• **Stated goal**:
Extract all lines that hold the string "terracotta".

• **Material supplied**:

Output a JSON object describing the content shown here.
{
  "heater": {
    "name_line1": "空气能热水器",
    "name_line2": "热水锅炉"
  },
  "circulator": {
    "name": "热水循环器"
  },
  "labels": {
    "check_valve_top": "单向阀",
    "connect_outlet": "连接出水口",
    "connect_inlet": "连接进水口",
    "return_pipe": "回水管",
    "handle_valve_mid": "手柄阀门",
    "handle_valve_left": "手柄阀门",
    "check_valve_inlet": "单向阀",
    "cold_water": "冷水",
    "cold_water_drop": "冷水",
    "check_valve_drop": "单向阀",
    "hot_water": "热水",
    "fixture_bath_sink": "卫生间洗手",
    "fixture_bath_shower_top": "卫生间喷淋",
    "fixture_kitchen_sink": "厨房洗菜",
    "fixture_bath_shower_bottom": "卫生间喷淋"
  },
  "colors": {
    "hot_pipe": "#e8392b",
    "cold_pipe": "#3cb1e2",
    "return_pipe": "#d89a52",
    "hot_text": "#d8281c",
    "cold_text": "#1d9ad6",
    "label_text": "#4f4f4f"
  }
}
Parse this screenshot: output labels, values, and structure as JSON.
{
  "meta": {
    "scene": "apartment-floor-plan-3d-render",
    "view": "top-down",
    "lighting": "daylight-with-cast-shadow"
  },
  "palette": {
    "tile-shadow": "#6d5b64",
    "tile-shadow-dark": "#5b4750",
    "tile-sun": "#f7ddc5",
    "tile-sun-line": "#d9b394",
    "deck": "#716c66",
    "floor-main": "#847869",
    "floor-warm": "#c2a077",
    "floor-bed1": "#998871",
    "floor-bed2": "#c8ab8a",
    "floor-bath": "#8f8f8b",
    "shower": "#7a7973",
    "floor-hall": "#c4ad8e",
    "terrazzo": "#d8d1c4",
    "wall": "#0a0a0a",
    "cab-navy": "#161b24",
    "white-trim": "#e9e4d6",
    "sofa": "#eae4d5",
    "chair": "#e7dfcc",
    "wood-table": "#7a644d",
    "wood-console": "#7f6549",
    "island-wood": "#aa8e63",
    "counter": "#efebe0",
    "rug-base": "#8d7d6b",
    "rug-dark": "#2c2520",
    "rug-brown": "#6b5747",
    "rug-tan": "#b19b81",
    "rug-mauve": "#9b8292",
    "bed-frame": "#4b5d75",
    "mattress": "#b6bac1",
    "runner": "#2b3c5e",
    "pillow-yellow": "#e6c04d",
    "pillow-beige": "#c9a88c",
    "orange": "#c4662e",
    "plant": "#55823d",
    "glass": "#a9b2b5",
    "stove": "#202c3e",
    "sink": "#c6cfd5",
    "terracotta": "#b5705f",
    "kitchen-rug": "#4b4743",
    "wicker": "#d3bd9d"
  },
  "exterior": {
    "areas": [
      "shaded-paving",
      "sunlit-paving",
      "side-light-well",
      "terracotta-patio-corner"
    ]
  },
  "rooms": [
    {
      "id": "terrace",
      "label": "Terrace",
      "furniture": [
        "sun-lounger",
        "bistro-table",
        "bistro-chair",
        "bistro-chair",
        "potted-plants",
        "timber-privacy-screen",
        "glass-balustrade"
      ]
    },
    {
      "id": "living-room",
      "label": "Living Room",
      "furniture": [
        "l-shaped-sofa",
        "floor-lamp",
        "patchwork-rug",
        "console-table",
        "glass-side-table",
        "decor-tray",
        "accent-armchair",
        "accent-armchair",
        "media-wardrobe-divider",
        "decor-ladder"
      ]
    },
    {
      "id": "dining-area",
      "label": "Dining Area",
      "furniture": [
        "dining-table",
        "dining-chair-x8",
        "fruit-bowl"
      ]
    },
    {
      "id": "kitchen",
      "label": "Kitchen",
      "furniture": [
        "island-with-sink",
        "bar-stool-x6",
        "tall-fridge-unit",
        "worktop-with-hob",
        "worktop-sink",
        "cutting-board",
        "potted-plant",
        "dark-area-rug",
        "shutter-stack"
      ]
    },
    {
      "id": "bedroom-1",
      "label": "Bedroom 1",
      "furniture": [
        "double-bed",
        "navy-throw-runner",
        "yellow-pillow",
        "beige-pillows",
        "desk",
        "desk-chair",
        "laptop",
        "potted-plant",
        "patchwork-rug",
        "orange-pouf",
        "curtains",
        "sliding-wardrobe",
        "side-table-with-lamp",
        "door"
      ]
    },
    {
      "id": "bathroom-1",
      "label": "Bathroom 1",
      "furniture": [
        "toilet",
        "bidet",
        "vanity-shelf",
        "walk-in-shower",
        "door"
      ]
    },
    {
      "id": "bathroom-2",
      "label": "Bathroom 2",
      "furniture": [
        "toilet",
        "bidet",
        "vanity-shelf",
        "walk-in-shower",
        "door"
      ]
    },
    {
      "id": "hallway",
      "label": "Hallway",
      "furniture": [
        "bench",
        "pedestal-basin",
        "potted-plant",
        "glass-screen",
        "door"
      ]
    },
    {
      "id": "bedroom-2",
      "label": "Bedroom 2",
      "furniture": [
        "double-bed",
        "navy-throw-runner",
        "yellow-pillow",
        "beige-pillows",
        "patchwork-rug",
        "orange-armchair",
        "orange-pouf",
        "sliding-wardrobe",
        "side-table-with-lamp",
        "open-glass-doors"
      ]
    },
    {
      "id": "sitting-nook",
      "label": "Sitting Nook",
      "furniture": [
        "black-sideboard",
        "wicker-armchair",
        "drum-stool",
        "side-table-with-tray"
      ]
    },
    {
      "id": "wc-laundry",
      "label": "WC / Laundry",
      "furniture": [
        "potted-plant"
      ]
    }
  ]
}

• **Response**:
    "terracotta": "#b5705f",
      "terracotta-patio-corner"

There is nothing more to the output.